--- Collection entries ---
☆ ☆ ☆ ☆ ☆
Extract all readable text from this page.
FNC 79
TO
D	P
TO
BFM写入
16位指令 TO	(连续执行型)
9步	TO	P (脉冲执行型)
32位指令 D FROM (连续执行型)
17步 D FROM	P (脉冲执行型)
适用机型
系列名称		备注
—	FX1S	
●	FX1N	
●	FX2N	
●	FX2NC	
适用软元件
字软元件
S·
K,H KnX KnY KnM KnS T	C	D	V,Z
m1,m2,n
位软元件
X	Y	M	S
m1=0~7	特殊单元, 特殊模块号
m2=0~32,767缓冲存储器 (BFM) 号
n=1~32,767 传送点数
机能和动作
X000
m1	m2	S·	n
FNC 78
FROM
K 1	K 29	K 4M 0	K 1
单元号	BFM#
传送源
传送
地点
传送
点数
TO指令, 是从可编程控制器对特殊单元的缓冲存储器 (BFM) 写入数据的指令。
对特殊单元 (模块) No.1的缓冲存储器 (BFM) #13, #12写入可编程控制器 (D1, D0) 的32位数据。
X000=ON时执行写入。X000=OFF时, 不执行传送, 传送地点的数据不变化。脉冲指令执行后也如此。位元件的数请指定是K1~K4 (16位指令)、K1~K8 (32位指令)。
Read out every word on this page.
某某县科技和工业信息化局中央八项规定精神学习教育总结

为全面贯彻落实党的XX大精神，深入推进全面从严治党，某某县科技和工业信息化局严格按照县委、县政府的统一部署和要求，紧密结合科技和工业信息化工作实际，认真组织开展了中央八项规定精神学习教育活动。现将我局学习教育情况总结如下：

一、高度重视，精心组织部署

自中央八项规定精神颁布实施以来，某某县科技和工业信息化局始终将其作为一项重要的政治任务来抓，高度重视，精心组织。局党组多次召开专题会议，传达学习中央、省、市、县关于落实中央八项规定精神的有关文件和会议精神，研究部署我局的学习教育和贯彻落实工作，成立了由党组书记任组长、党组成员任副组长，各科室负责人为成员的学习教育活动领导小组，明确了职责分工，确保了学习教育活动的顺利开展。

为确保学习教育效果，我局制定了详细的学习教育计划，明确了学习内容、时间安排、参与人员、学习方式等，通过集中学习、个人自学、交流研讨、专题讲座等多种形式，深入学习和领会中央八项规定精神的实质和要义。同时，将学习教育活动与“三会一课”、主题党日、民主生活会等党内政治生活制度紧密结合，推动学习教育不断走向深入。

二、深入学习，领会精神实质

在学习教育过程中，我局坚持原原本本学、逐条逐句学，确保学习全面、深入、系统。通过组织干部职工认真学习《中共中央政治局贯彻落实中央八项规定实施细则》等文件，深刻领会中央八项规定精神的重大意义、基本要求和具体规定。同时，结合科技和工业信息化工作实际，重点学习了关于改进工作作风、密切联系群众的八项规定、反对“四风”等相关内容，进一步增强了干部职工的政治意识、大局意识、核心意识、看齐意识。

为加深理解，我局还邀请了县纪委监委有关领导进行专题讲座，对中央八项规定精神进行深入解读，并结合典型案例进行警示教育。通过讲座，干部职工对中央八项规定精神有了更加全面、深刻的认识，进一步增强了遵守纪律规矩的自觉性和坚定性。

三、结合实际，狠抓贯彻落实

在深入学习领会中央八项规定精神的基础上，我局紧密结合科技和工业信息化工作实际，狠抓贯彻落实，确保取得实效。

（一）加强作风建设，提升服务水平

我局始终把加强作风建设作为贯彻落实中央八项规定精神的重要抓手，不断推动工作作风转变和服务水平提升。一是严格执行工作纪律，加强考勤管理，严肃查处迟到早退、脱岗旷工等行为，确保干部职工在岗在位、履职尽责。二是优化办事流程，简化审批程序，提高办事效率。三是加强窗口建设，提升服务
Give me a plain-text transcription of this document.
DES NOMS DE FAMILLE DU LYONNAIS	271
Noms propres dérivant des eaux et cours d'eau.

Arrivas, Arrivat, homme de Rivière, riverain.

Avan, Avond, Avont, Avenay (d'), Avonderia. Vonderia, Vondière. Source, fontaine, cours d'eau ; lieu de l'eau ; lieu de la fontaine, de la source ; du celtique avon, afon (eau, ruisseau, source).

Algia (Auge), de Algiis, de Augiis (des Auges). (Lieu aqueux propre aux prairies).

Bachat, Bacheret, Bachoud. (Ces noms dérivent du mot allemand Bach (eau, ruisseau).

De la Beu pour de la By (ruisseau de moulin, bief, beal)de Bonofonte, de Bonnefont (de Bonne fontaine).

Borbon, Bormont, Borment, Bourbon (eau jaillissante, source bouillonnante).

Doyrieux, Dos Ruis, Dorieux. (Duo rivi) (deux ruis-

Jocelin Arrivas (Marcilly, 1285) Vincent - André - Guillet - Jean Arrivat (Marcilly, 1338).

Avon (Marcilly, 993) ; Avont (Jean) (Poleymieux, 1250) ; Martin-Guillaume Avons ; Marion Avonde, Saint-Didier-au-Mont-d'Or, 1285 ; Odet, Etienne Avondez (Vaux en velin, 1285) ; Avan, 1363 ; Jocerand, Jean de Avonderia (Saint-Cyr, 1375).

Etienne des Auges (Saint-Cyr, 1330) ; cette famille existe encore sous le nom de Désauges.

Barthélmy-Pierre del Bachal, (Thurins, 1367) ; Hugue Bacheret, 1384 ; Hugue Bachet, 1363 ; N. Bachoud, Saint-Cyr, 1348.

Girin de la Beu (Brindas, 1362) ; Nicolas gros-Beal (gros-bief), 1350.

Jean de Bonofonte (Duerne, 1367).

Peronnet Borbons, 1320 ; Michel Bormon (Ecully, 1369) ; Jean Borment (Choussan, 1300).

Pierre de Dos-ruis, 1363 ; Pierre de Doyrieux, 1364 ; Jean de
☆ ☆ ☆ ☆ ☆
--- Task directions ---
Return the lines above exactly, keeping every word.

--- Solution to the problem ---
Extract all readable text from this page.
FNC 79
TO
D	P
TO
BFM写入
16位指令 TO	(连续执行型)
9步	TO	P (脉冲执行型)
32位指令 D FROM (连续执行型)
17步 D FROM	P (脉冲执行型)
适用机型
系列名称		备注
—	FX1S	
●	FX1N	
●	FX2N	
●	FX2NC	
适用软元件
字软元件
S·
K,H KnX KnY KnM KnS T	C	D	V,Z
m1,m2,n
位软元件
X	Y	M	S
m1=0~7	特殊单元, 特殊模块号
m2=0~32,767缓冲存储器 (BFM) 号
n=1~32,767 传送点数
机能和动作
X000
m1	m2	S·	n
FNC 78
FROM
K 1	K 29	K 4M 0	K 1
单元号	BFM#
传送源
传送
地点
传送
点数
TO指令, 是从可编程控制器对特殊单元的缓冲存储器 (BFM) 写入数据的指令。
对特殊单元 (模块) No.1的缓冲存储器 (BFM) #13, #12写入可编程控制器 (D1, D0) 的32位数据。
X000=ON时执行写入。X000=OFF时, 不执行传送, 传送地点的数据不变化。脉冲指令执行后也如此。位元件的数请指定是K1~K4 (16位指令)、K1~K8 (32位指令)。
Read out every word on this page.
某某县科技和工业信息化局中央八项规定精神学习教育总结

为全面贯彻落实党的XX大精神，深入推进全面从严治党，某某县科技和工业信息化局严格按照县委、县政府的统一部署和要求，紧密结合科技和工业信息化工作实际，认真组织开展了中央八项规定精神学习教育活动。现将我局学习教育情况总结如下：

一、高度重视，精心组织部署

自中央八项规定精神颁布实施以来，某某县科技和工业信息化局始终将其作为一项重要的政治任务来抓，高度重视，精心组织。局党组多次召开专题会议，传达学习中央、省、市、县关于落实中央八项规定精神的有关文件和会议精神，研究部署我局的学习教育和贯彻落实工作，成立了由党组书记任组长、党组成员任副组长，各科室负责人为成员的学习教育活动领导小组，明确了职责分工，确保了学习教育活动的顺利开展。

为确保学习教育效果，我局制定了详细的学习教育计划，明确了学习内容、时间安排、参与人员、学习方式等，通过集中学习、个人自学、交流研讨、专题讲座等多种形式，深入学习和领会中央八项规定精神的实质和要义。同时，将学习教育活动与“三会一课”、主题党日、民主生活会等党内政治生活制度紧密结合，推动学习教育不断走向深入。

二、深入学习，领会精神实质

在学习教育过程中，我局坚持原原本本学、逐条逐句学，确保学习全面、深入、系统。通过组织干部职工认真学习《中共中央政治局贯彻落实中央八项规定实施细则》等文件，深刻领会中央八项规定精神的重大意义、基本要求和具体规定。同时，结合科技和工业信息化工作实际，重点学习了关于改进工作作风、密切联系群众的八项规定、反对“四风”等相关内容，进一步增强了干部职工的政治意识、大局意识、核心意识、看齐意识。

为加深理解，我局还邀请了县纪委监委有关领导进行专题讲座，对中央八项规定精神进行深入解读，并结合典型案例进行警示教育。通过讲座，干部职工对中央八项规定精神有了更加全面、深刻的认识，进一步增强了遵守纪律规矩的自觉性和坚定性。

三、结合实际，狠抓贯彻落实

在深入学习领会中央八项规定精神的基础上，我局紧密结合科技和工业信息化工作实际，狠抓贯彻落实，确保取得实效。

（一）加强作风建设，提升服务水平

我局始终把加强作风建设作为贯彻落实中央八项规定精神的重要抓手，不断推动工作作风转变和服务水平提升。一是严格执行工作纪律，加强考勤管理，严肃查处迟到早退、脱岗旷工等行为，确保干部职工在岗在位、履职尽责。二是优化办事流程，简化审批程序，提高办事效率。三是加强窗口建设，提升服务
Give me a plain-text transcription of this document.
DES NOMS DE FAMILLE DU LYONNAIS	271
Noms propres dérivant des eaux et cours d'eau.

Arrivas, Arrivat, homme de Rivière, riverain.

Avan, Avond, Avont, Avenay (d'), Avonderia. Vonderia, Vondière. Source, fontaine, cours d'eau ; lieu de l'eau ; lieu de la fontaine, de la source ; du celtique avon, afon (eau, ruisseau, source).

Algia (Auge), de Algiis, de Augiis (des Auges). (Lieu aqueux propre aux prairies).

Bachat, Bacheret, Bachoud. (Ces noms dérivent du mot allemand Bach (eau, ruisseau).

De la Beu pour de la By (ruisseau de moulin, bief, beal)de Bonofonte, de Bonnefont (de Bonne fontaine).

Borbon, Bormont, Borment, Bourbon (eau jaillissante, source bouillonnante).

Doyrieux, Dos Ruis, Dorieux. (Duo rivi) (deux ruis-

Jocelin Arrivas (Marcilly, 1285) Vincent - André - Guillet - Jean Arrivat (Marcilly, 1338).

Avon (Marcilly, 993) ; Avont (Jean) (Poleymieux, 1250) ; Martin-Guillaume Avons ; Marion Avonde, Saint-Didier-au-Mont-d'Or, 1285 ; Odet, Etienne Avondez (Vaux en velin, 1285) ; Avan, 1363 ; Jocerand, Jean de Avonderia (Saint-Cyr, 1375).

Etienne des Auges (Saint-Cyr, 1330) ; cette famille existe encore sous le nom de Désauges.

Barthélmy-Pierre del Bachal, (Thurins, 1367) ; Hugue Bacheret, 1384 ; Hugue Bachet, 1363 ; N. Bachoud, Saint-Cyr, 1348.

Girin de la Beu (Brindas, 1362) ; Nicolas gros-Beal (gros-bief), 1350.

Jean de Bonofonte (Duerne, 1367).

Peronnet Borbons, 1320 ; Michel Bormon (Ecully, 1369) ; Jean Borment (Choussan, 1300).

Pierre de Dos-ruis, 1363 ; Pierre de Doyrieux, 1364 ; Jean de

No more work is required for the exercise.